>> Start

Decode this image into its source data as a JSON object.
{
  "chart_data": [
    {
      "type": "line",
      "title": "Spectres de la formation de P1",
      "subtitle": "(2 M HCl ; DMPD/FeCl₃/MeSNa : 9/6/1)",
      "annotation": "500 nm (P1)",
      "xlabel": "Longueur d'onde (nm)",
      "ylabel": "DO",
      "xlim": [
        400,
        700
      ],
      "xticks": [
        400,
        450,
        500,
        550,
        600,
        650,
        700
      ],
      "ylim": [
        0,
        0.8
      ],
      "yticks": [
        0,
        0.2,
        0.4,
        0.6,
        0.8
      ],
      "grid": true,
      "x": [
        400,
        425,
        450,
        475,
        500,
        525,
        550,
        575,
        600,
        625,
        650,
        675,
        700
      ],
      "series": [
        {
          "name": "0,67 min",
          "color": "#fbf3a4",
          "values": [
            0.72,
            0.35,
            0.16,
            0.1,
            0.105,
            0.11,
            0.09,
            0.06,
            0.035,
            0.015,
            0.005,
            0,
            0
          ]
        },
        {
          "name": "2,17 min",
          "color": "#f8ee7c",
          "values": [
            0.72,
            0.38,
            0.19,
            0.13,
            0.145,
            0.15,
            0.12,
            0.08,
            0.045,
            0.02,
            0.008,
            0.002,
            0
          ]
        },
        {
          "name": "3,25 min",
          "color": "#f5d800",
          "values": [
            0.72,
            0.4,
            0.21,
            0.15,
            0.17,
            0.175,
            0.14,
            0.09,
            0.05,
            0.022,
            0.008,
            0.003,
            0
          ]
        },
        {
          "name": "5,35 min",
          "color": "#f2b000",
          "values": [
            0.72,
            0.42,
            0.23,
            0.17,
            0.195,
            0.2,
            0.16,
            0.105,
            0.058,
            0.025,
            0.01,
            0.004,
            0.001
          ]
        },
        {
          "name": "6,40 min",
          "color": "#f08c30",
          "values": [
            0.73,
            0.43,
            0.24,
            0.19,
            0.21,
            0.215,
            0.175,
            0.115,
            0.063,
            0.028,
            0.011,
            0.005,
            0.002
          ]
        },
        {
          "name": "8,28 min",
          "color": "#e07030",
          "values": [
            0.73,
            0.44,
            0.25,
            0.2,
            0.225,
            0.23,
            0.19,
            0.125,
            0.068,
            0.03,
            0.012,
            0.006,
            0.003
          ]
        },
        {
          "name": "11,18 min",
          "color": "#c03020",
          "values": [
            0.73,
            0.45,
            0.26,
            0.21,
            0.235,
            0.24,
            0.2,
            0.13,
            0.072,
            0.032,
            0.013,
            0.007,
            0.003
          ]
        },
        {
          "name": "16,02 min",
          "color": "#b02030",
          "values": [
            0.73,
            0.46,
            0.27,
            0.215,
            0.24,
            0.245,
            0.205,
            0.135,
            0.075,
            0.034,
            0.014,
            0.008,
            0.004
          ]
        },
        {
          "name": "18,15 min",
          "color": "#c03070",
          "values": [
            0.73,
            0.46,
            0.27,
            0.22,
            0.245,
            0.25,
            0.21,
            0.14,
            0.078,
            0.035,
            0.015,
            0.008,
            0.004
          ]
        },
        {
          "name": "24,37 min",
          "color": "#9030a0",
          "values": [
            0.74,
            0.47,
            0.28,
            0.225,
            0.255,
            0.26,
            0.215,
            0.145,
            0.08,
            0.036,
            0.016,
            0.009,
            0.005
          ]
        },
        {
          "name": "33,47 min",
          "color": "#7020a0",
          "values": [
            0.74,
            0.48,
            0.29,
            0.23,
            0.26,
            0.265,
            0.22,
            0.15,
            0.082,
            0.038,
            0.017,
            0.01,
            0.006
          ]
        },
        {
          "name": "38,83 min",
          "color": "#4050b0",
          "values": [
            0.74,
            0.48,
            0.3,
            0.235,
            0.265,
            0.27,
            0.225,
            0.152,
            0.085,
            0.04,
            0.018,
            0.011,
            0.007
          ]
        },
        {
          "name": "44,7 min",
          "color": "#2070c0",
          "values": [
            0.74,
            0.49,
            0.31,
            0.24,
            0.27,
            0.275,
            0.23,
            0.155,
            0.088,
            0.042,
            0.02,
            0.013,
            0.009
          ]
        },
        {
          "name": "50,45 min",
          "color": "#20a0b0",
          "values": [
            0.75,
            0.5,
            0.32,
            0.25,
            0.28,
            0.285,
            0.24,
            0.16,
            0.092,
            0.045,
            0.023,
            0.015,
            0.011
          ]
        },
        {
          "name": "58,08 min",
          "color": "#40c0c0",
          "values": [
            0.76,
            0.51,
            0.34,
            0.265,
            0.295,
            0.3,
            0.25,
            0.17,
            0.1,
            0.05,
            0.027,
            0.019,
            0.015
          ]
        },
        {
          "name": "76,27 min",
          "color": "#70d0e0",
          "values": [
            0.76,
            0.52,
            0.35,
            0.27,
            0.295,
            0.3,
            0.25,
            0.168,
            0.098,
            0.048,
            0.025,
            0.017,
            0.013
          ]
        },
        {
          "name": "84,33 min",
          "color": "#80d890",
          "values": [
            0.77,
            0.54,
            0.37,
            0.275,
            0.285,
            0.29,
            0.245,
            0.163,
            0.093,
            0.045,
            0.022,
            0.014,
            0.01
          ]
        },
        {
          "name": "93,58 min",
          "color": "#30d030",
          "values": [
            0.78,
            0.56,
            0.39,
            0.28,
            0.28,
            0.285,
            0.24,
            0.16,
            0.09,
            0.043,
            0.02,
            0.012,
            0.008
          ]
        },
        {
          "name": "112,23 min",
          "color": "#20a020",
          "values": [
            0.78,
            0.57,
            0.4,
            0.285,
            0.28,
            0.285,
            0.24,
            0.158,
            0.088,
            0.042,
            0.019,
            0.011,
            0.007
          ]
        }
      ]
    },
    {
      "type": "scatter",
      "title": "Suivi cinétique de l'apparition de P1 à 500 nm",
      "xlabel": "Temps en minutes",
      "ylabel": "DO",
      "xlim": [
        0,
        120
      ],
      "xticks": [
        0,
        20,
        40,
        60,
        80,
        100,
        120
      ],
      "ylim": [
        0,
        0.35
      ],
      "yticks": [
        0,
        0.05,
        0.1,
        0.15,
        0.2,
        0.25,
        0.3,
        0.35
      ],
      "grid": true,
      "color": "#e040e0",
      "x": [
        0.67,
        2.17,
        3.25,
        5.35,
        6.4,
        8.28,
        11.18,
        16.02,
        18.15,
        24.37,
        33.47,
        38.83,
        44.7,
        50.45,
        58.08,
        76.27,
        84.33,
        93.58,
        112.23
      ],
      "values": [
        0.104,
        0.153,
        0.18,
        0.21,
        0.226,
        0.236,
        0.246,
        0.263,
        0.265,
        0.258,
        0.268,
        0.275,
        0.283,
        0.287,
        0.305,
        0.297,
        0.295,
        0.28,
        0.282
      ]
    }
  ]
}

>> End

Write out every line of the records exactly.

## Result of this exercise
Decode this image into its source data as a JSON object.
{
  "chart_data": [
    {
      "type": "line",
      "title": "Spectres de la formation de P1",
      "subtitle": "(2 M HCl ; DMPD/FeCl₃/MeSNa : 9/6/1)",
      "annotation": "500 nm (P1)",
      "xlabel": "Longueur d'onde (nm)",
      "ylabel": "DO",
      "xlim": [
        400,
        700
      ],
      "xticks": [
        400,
        450,
        500,
        550,
        600,
        650,
        700
      ],
      "ylim": [
        0,
        0.8
      ],
      "yticks": [
        0,
        0.2,
        0.4,
        0.6,
        0.8
      ],
      "grid": true,
      "x": [
        400,
        425,
        450,
        475,
        500,
        525,
        550,
        575,
        600,
        625,
        650,
        675,
        700
      ],
      "series": [
        {
          "name": "0,67 min",
          "color": "#fbf3a4",
          "values": [
            0.72,
            0.35,
            0.16,
            0.1,
            0.105,
            0.11,
            0.09,
            0.06,
            0.035,
            0.015,
            0.005,
            0,
            0
          ]
        },
        {
          "name": "2,17 min",
          "color": "#f8ee7c",
          "values": [
            0.72,
            0.38,
            0.19,
            0.13,
            0.145,
            0.15,
            0.12,
            0.08,
            0.045,
            0.02,
            0.008,
            0.002,
            0
          ]
        },
        {
          "name": "3,25 min",
          "color": "#f5d800",
          "values": [
            0.72,
            0.4,
            0.21,
            0.15,
            0.17,
            0.175,
            0.14,
            0.09,
            0.05,
            0.022,
            0.008,
            0.003,
            0
          ]
        },
        {
          "name": "5,35 min",
          "color": "#f2b000",
          "values": [
            0.72,
            0.42,
            0.23,
            0.17,
            0.195,
            0.2,
            0.16,
            0.105,
            0.058,
            0.025,
            0.01,
            0.004,
            0.001
          ]
        },
        {
          "name": "6,40 min",
          "color": "#f08c30",
          "values": [
            0.73,
            0.43,
            0.24,
            0.19,
            0.21,
            0.215,
            0.175,
            0.115,
            0.063,
            0.028,
            0.011,
            0.005,
            0.002
          ]
        },
        {
          "name": "8,28 min",
          "color": "#e07030",
          "values": [
            0.73,
            0.44,
            0.25,
            0.2,
            0.225,
            0.23,
            0.19,
            0.125,
            0.068,
            0.03,
            0.012,
            0.006,
            0.003
          ]
        },
        {
          "name": "11,18 min",
          "color": "#c03020",
          "values": [
            0.73,
            0.45,
            0.26,
            0.21,
            0.235,
            0.24,
            0.2,
            0.13,
            0.072,
            0.032,
            0.013,
            0.007,
            0.003
          ]
        },
        {
          "name": "16,02 min",
          "color": "#b02030",
          "values": [
            0.73,
            0.46,
            0.27,
            0.215,
            0.24,
            0.245,
            0.205,
            0.135,
            0.075,
            0.034,
            0.014,
            0.008,
            0.004
          ]
        },
        {
          "name": "18,15 min",
          "color": "#c03070",
          "values": [
            0.73,
            0.46,
            0.27,
            0.22,
            0.245,
            0.25,
            0.21,
            0.14,
            0.078,
            0.035,
            0.015,
            0.008,
            0.004
          ]
        },
        {
          "name": "24,37 min",
          "color": "#9030a0",
          "values": [
            0.74,
            0.47,
            0.28,
            0.225,
            0.255,
            0.26,
            0.215,
            0.145,
            0.08,
            0.036,
            0.016,
            0.009,
            0.005
          ]
        },
        {
          "name": "33,47 min",
          "color": "#7020a0",
          "values": [
            0.74,
            0.48,
            0.29,
            0.23,
            0.26,
            0.265,
            0.22,
            0.15,
            0.082,
            0.038,
            0.017,
            0.01,
            0.006
          ]
        },
        {
          "name": "38,83 min",
          "color": "#4050b0",
          "values": [
            0.74,
            0.48,
            0.3,
            0.235,
            0.265,
            0.27,
            0.225,
            0.152,
            0.085,
            0.04,
            0.018,
            0.011,
            0.007
          ]
        },
        {
          "name": "44,7 min",
          "color": "#2070c0",
          "values": [
            0.74,
            0.49,
            0.31,
            0.24,
            0.27,
            0.275,
            0.23,
            0.155,
            0.088,
            0.042,
            0.02,
            0.013,
            0.009
          ]
        },
        {
          "name": "50,45 min",
          "color": "#20a0b0",
          "values": [
            0.75,
            0.5,
            0.32,
            0.25,
            0.28,
            0.285,
            0.24,
            0.16,
            0.092,
            0.045,
            0.023,
            0.015,
            0.011
          ]
        },
        {
          "name": "58,08 min",
          "color": "#40c0c0",
          "values": [
            0.76,
            0.51,
            0.34,
            0.265,
            0.295,
            0.3,
            0.25,
            0.17,
            0.1,
            0.05,
            0.027,
            0.019,
            0.015
          ]
        },
        {
          "name": "76,27 min",
          "color": "#70d0e0",
          "values": [
            0.76,
            0.52,
            0.35,
            0.27,
            0.295,
            0.3,
            0.25,
            0.168,
            0.098,
            0.048,
            0.025,
            0.017,
            0.013
          ]
        },
        {
          "name": "84,33 min",
          "color": "#80d890",
          "values": [
            0.77,
            0.54,
            0.37,
            0.275,
            0.285,
            0.29,
            0.245,
            0.163,
            0.093,
            0.045,
            0.022,
            0.014,
            0.01
          ]
        },
        {
          "name": "93,58 min",
          "color": "#30d030",
          "values": [
            0.78,
            0.56,
            0.39,
            0.28,
            0.28,
            0.285,
            0.24,
            0.16,
            0.09,
            0.043,
            0.02,
            0.012,
            0.008
          ]
        },
        {
          "name": "112,23 min",
          "color": "#20a020",
          "values": [
            0.78,
            0.57,
            0.4,
            0.285,
            0.28,
            0.285,
            0.24,
            0.158,
            0.088,
            0.042,
            0.019,
            0.011,
            0.007
          ]
        }
      ]
    },
    {
      "type": "scatter",
      "title": "Suivi cinétique de l'apparition de P1 à 500 nm",
      "xlabel": "Temps en minutes",
      "ylabel": "DO",
      "xlim": [
        0,
        120
      ],
      "xticks": [
        0,
        20,
        40,
        60,
        80,
        100,
        120
      ],
      "ylim": [
        0,
        0.35
      ],
      "yticks": [
        0,
        0.05,
        0.1,
        0.15,
        0.2,
        0.25,
        0.3,
        0.35
      ],
      "grid": true,
      "color": "#e040e0",
      "x": [
        0.67,
        2.17,
        3.25,
        5.35,
        6.4,
        8.28,
        11.18,
        16.02,
        18.15,
        24.37,
        33.47,
        38.83,
        44.7,
        50.45,
        58.08,
        76.27,
        84.33,
        93.58,
        112.23
      ],
      "values": [
        0.104,
        0.153,
        0.18,
        0.21,
        0.226,
        0.236,
        0.246,
        0.263,
        0.265,
        0.258,
        0.268,
        0.275,
        0.283,
        0.287,
        0.305,
        0.297,
        0.295,
        0.28,
        0.282
      ]
    }
  ]
}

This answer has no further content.